**Task details:** Copy all lines of the listing that include the string "Fiji".

Excerpts from a figure dataset:
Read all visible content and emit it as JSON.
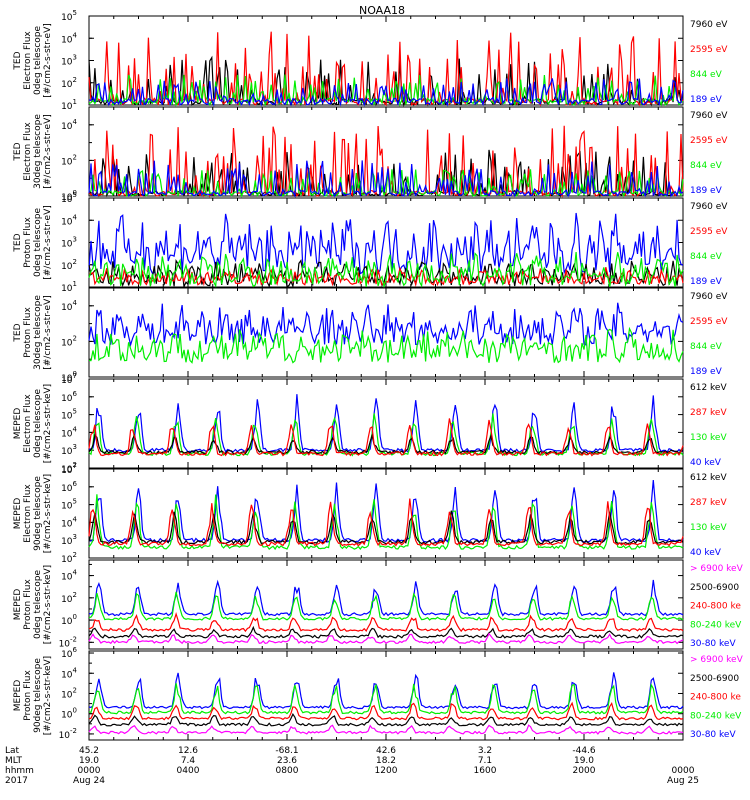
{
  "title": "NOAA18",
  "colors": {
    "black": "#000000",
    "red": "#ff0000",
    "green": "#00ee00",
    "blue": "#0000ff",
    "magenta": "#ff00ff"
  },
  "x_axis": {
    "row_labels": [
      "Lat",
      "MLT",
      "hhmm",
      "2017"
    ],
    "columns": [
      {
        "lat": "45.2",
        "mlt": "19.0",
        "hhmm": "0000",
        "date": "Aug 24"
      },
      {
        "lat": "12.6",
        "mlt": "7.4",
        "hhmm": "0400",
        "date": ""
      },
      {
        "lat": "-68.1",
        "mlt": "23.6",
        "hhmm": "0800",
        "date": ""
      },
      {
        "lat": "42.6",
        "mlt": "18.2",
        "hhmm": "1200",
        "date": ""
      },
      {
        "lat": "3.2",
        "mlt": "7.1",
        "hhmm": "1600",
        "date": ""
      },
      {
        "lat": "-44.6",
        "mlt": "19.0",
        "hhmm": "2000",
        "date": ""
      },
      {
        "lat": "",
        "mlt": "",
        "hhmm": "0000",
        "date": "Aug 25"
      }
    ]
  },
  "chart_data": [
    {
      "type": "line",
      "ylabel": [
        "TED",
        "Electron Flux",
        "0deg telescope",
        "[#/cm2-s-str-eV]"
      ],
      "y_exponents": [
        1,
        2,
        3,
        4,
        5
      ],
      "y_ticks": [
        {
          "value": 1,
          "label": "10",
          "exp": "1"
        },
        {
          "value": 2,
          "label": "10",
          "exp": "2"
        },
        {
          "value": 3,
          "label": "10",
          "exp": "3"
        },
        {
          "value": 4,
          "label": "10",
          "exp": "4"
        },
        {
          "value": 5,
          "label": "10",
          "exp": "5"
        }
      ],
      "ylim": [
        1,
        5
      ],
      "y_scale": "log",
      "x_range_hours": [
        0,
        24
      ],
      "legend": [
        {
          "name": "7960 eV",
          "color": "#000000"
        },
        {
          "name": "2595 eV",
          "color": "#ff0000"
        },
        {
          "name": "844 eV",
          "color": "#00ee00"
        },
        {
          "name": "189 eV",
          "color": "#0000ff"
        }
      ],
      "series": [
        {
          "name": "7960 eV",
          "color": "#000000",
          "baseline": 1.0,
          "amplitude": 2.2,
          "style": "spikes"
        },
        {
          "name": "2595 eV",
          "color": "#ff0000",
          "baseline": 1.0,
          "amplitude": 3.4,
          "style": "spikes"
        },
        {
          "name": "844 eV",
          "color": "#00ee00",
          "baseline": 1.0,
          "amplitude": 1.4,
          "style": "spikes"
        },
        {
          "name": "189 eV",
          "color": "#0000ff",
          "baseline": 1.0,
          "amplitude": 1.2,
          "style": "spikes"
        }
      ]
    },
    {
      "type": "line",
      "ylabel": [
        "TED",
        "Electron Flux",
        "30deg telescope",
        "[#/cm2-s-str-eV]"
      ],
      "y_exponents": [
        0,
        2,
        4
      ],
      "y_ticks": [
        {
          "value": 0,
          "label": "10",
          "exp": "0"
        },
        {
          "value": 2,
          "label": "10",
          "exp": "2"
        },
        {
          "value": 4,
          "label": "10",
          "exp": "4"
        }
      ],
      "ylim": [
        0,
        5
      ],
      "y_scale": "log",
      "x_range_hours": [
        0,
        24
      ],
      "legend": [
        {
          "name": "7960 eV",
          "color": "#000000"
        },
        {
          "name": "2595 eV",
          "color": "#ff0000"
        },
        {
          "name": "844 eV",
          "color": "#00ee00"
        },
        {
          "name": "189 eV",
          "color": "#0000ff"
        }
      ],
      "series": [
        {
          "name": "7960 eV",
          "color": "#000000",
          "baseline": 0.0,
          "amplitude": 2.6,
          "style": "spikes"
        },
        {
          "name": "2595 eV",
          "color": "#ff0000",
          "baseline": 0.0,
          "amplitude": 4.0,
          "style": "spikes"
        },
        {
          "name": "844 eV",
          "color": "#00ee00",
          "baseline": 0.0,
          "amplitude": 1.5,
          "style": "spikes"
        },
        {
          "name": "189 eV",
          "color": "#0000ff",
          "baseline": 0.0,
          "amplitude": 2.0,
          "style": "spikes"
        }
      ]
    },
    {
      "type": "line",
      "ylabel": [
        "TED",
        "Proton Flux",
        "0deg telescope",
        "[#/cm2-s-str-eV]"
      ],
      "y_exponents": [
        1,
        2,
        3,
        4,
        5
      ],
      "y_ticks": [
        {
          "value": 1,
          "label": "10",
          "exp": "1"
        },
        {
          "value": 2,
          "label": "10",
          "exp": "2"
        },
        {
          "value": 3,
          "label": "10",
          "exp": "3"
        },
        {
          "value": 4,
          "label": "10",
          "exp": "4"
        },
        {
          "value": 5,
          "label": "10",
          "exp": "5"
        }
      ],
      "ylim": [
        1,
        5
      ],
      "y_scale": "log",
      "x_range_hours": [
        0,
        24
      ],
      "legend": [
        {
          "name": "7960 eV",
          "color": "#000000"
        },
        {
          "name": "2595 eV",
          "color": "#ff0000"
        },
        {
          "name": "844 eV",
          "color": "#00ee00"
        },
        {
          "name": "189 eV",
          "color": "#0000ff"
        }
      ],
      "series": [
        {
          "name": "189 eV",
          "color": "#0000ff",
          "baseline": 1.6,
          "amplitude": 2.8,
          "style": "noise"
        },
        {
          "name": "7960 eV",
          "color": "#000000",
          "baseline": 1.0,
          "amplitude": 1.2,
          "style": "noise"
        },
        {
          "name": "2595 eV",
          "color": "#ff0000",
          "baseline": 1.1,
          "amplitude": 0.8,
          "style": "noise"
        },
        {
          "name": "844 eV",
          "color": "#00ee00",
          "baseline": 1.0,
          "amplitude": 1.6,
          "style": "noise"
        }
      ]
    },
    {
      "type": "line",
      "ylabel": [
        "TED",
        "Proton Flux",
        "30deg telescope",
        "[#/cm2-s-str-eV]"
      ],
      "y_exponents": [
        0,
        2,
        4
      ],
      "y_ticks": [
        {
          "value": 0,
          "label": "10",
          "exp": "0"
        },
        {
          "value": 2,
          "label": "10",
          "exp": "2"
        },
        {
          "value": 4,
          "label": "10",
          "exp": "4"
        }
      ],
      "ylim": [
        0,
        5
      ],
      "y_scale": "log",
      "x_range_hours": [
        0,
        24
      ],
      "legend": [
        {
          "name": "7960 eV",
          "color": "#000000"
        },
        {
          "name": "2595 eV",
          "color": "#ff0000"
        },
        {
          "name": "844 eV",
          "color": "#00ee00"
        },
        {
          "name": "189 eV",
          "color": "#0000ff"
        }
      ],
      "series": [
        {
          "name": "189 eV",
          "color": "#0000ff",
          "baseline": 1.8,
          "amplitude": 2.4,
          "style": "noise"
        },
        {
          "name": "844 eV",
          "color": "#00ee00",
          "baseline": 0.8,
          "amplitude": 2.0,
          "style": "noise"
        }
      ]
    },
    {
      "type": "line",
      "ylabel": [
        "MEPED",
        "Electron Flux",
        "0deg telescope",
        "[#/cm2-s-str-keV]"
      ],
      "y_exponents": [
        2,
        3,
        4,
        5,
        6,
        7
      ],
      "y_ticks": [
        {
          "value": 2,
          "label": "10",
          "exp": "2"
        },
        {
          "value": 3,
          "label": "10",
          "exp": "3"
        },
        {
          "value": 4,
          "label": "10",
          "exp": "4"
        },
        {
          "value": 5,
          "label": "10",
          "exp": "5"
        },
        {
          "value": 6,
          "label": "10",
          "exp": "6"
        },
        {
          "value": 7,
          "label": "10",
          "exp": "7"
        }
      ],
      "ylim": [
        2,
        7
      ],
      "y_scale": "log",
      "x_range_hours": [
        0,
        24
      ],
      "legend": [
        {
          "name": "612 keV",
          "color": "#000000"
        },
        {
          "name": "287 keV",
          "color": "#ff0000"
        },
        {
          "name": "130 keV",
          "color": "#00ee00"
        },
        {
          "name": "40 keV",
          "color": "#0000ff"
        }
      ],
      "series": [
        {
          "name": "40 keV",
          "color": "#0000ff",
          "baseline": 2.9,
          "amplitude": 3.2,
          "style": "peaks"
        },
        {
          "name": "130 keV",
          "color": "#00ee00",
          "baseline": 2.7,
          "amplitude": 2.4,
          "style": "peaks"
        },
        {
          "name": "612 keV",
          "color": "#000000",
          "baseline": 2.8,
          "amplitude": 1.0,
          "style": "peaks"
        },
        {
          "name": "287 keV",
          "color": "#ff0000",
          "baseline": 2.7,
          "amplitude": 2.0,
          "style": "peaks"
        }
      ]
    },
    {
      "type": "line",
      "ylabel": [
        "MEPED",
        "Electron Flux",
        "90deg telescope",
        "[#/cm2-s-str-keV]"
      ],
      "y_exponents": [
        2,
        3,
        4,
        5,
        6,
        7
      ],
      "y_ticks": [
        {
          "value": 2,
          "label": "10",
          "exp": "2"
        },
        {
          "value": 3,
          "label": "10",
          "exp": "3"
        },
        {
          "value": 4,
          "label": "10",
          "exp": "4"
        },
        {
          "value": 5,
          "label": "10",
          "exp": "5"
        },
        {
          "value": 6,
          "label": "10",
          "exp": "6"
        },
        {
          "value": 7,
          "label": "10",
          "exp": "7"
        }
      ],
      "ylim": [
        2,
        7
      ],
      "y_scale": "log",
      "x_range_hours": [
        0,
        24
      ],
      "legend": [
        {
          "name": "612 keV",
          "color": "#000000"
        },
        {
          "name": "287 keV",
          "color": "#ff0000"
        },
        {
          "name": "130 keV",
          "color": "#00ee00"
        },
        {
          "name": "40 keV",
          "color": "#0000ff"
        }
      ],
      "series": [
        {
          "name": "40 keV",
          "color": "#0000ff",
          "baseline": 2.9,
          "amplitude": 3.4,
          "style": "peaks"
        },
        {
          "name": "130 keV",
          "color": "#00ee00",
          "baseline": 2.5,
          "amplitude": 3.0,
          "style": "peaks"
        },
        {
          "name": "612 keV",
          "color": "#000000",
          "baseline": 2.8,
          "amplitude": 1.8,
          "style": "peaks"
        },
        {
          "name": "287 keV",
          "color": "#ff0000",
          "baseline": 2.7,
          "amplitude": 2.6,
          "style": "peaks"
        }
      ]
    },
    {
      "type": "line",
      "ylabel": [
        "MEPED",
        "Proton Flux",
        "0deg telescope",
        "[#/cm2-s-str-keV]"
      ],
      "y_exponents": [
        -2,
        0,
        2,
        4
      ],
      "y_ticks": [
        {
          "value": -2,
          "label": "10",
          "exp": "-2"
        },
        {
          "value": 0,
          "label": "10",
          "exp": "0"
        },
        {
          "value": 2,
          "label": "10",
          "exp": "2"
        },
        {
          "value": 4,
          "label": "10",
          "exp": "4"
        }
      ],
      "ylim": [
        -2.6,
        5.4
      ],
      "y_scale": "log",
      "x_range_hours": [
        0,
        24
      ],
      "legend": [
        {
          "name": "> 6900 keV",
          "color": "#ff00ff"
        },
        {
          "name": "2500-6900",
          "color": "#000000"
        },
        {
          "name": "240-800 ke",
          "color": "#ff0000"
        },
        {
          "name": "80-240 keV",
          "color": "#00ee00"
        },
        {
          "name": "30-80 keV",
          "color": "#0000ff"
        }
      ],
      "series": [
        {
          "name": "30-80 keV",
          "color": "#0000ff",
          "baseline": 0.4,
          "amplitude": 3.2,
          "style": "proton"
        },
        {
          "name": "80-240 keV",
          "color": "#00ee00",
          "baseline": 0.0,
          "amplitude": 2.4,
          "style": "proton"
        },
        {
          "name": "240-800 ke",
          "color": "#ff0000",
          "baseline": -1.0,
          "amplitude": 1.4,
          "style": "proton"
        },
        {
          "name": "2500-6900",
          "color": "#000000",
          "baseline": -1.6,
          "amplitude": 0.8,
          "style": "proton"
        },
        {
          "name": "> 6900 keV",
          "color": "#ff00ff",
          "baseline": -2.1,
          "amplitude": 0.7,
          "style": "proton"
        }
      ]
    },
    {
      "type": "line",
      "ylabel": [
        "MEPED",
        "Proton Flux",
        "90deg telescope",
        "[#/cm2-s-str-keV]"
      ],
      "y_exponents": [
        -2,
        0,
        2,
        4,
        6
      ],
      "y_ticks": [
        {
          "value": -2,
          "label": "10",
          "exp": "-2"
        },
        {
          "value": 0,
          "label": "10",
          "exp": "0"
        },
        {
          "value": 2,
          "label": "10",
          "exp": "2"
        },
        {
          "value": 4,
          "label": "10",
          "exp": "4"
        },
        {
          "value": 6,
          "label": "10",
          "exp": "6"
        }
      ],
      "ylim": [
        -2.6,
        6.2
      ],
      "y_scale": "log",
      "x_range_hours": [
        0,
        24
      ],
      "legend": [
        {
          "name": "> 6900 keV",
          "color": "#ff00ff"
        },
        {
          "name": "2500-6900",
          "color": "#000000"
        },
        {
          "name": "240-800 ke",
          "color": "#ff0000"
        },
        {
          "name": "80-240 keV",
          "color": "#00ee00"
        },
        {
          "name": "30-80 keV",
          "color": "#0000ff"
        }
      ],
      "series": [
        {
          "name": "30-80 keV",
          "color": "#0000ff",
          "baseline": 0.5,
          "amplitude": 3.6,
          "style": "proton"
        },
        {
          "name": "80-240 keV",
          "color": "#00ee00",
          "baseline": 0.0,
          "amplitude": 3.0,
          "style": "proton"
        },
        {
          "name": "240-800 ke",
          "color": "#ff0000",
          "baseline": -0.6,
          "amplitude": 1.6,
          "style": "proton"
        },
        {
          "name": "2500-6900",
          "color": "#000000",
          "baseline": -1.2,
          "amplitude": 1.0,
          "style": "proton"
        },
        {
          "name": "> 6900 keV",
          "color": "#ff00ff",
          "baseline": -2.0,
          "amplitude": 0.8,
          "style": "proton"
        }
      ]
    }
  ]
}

==

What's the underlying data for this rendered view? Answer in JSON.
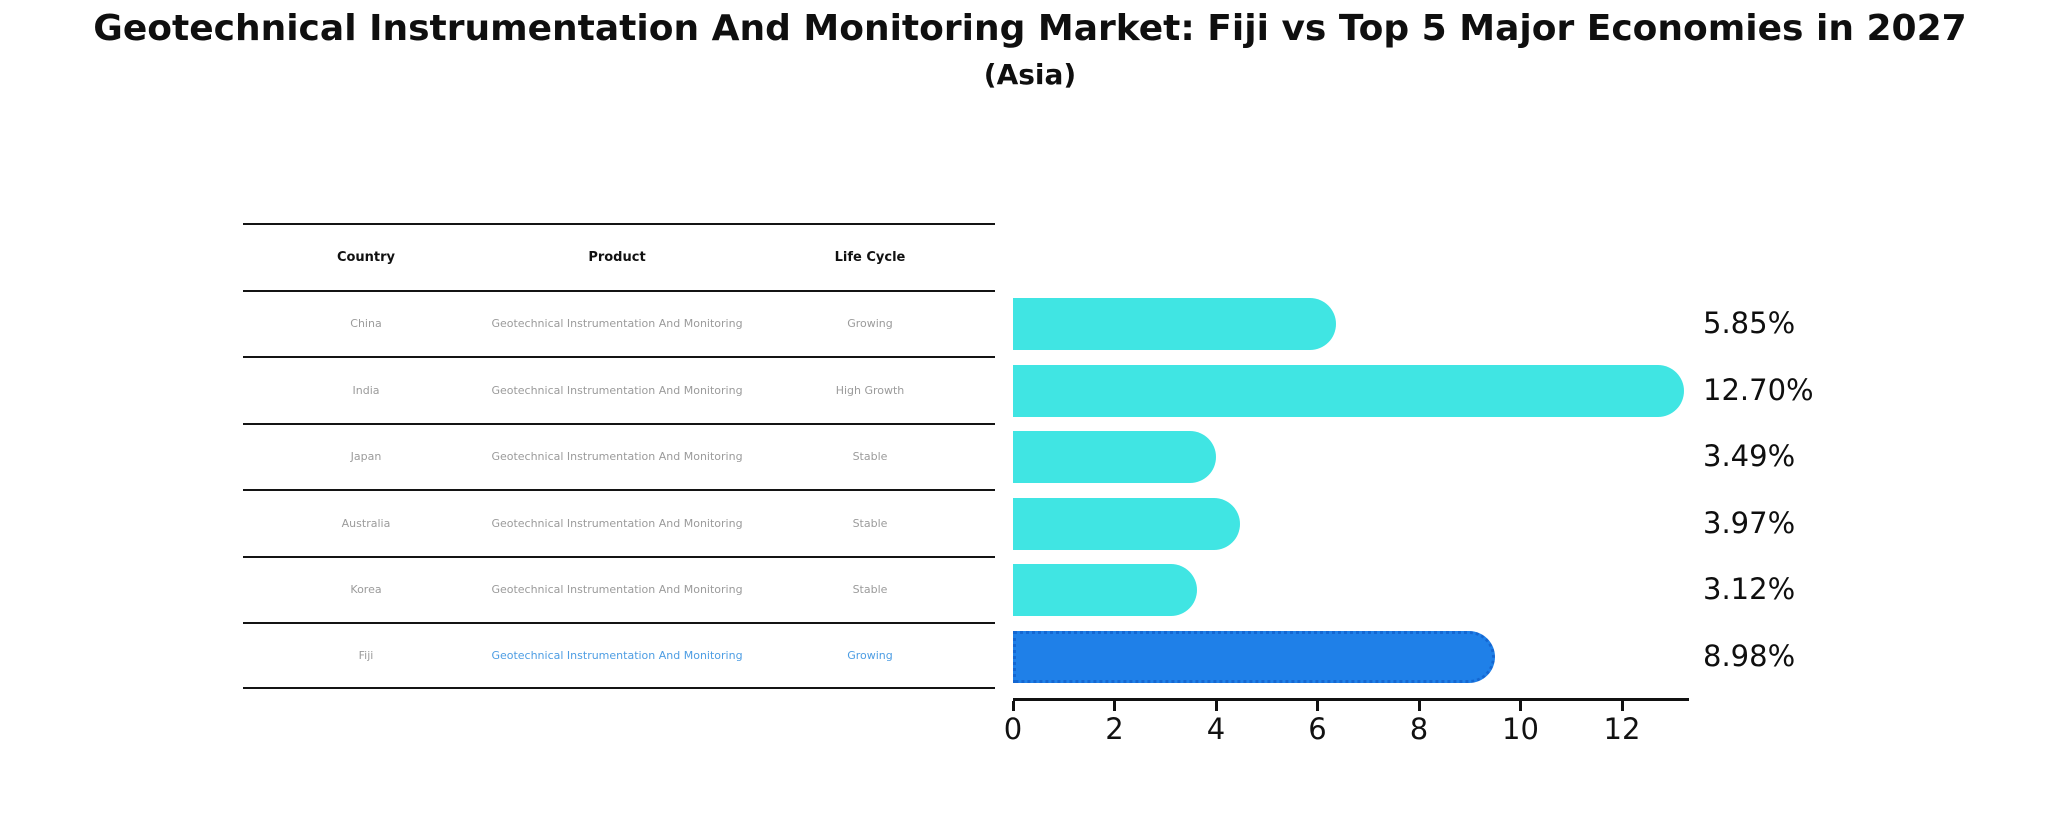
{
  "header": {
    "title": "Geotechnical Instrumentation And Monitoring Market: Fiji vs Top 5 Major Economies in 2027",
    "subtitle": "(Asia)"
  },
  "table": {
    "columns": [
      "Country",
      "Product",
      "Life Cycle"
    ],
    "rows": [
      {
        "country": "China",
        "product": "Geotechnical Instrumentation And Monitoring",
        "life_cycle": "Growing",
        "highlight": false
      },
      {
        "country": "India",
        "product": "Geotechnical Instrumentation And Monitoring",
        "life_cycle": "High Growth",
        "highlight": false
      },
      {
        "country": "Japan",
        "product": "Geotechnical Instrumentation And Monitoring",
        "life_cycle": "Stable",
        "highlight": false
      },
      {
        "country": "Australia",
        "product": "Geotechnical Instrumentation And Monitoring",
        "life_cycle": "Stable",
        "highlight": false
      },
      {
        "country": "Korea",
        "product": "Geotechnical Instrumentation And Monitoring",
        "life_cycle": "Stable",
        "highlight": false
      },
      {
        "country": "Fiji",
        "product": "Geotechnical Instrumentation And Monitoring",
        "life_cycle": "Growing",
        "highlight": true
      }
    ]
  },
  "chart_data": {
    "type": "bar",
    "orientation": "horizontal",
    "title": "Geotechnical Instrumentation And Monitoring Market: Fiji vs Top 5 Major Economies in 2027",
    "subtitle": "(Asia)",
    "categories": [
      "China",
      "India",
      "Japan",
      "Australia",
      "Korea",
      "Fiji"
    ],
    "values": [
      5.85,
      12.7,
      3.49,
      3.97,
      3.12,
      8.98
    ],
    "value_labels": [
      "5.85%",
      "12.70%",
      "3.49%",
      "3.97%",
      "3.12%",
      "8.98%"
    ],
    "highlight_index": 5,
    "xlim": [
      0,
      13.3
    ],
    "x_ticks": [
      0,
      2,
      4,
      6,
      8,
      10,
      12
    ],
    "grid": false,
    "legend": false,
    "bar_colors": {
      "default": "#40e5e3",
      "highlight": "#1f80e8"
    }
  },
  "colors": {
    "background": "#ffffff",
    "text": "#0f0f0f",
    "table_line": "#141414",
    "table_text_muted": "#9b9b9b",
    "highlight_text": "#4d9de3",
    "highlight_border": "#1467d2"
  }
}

**Written reply:**
    "title": "Geotechnical Instrumentation And Monitoring Market: Fiji vs Top 5 Major Economies in 2027",
        "country": "Fiji",
    "title": "Geotechnical Instrumentation And Monitoring Market: Fiji vs Top 5 Major Economies in 2027",
      "Fiji"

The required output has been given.